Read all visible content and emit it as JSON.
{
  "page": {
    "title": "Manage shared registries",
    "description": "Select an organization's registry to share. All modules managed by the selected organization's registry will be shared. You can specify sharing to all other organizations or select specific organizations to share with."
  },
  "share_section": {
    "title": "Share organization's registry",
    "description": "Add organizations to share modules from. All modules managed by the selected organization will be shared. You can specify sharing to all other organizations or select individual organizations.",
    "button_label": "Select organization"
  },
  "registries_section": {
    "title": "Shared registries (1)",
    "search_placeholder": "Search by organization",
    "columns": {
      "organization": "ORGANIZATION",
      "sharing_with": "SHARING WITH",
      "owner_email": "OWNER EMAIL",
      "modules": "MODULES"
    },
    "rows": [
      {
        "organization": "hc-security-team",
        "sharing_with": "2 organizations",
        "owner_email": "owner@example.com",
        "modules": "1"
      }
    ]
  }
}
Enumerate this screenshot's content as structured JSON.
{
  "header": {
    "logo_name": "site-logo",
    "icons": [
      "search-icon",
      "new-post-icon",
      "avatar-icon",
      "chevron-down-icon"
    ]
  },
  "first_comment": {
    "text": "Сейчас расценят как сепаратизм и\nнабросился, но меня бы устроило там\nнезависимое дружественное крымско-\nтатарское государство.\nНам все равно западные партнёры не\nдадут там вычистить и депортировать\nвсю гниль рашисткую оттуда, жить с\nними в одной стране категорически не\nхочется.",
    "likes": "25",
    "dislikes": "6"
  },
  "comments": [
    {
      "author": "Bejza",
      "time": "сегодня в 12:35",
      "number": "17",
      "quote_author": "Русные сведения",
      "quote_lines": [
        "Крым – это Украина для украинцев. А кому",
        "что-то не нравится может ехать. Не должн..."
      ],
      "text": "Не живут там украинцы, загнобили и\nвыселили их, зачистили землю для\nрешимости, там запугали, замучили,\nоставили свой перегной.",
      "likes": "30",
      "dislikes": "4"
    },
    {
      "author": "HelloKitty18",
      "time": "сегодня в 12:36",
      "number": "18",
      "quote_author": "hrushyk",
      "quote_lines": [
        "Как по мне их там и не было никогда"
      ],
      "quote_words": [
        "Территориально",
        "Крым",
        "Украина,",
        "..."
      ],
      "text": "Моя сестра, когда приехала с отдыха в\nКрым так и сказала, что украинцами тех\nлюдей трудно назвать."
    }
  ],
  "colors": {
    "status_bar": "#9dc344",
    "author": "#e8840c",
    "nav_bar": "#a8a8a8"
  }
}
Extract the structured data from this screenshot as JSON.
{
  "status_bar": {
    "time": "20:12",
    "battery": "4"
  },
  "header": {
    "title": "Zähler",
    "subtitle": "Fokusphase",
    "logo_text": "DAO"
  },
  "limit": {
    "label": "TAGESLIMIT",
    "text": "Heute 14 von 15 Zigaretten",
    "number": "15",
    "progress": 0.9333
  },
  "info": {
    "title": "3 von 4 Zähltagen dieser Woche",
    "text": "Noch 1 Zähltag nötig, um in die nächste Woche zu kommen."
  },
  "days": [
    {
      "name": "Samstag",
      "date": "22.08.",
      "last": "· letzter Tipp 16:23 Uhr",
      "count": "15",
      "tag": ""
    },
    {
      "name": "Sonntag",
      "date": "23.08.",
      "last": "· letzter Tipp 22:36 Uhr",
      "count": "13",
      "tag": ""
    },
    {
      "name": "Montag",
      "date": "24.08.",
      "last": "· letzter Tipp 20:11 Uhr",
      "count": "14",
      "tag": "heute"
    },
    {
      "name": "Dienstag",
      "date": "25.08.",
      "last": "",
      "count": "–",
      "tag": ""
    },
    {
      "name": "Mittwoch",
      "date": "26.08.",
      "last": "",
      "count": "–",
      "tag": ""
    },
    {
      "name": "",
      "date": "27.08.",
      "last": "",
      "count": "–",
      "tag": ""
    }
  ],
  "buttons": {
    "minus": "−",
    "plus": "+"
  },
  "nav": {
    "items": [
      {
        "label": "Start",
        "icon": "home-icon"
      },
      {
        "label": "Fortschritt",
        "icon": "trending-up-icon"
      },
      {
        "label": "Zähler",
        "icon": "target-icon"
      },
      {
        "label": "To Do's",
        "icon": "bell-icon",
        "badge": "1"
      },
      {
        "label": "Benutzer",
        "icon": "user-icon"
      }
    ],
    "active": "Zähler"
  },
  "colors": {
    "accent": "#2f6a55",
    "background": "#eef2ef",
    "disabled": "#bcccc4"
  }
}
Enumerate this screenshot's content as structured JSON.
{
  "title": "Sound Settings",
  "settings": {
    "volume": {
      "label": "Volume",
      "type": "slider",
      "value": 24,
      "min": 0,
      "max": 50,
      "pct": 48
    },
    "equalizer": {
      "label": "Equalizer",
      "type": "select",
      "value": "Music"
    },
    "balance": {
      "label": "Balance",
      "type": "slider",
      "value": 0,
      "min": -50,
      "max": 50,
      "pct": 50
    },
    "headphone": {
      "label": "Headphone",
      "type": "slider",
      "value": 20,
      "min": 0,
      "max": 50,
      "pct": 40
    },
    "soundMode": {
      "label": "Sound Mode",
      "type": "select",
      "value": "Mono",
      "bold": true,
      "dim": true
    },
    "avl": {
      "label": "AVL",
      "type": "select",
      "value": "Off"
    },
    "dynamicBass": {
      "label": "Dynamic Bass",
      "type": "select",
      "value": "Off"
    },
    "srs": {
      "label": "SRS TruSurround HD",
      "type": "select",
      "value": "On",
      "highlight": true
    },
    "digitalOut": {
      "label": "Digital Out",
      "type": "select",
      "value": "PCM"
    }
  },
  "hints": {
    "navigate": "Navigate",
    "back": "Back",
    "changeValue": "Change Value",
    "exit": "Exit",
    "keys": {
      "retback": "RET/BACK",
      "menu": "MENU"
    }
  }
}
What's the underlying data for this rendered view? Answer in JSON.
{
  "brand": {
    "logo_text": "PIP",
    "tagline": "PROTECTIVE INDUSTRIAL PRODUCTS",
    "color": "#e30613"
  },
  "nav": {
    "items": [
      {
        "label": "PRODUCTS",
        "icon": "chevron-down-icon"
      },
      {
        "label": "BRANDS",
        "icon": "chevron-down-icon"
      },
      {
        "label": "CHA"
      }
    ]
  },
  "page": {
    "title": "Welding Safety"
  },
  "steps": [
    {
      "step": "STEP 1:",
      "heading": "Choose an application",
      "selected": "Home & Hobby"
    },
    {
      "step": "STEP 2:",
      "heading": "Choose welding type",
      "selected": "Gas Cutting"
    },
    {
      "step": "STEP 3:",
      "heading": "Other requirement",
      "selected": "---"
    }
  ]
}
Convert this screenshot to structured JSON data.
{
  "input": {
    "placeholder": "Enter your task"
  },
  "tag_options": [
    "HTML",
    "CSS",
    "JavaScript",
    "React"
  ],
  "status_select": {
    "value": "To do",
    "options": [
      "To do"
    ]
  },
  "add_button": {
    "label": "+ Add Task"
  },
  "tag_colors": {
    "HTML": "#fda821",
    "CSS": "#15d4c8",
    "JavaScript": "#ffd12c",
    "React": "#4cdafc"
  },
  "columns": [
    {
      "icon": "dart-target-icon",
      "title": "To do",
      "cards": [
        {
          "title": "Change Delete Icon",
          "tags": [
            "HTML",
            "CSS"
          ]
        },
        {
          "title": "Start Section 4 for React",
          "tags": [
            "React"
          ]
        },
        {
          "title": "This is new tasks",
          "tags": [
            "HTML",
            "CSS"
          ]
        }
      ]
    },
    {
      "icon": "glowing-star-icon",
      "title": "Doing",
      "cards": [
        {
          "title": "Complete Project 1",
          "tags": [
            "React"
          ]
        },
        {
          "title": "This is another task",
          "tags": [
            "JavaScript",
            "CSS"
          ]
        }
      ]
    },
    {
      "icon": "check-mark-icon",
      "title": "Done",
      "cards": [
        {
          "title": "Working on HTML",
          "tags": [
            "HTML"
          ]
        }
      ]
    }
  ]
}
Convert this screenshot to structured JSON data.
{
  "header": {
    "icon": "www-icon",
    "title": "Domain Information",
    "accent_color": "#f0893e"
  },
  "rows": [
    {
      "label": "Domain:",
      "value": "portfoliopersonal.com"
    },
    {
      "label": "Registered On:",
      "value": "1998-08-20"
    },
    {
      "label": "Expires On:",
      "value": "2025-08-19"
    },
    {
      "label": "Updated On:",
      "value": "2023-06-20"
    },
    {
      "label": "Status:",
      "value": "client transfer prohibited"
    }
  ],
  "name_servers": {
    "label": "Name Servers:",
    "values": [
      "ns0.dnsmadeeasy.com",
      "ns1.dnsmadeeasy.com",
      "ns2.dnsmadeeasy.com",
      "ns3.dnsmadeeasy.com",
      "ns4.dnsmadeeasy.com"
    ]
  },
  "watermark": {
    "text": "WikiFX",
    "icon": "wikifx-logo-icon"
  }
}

────────────────────

_Directions_: List every line above containing the word "Choose".

_Expected answer_:
      "heading": "Choose an application",
      "heading": "Choose welding type",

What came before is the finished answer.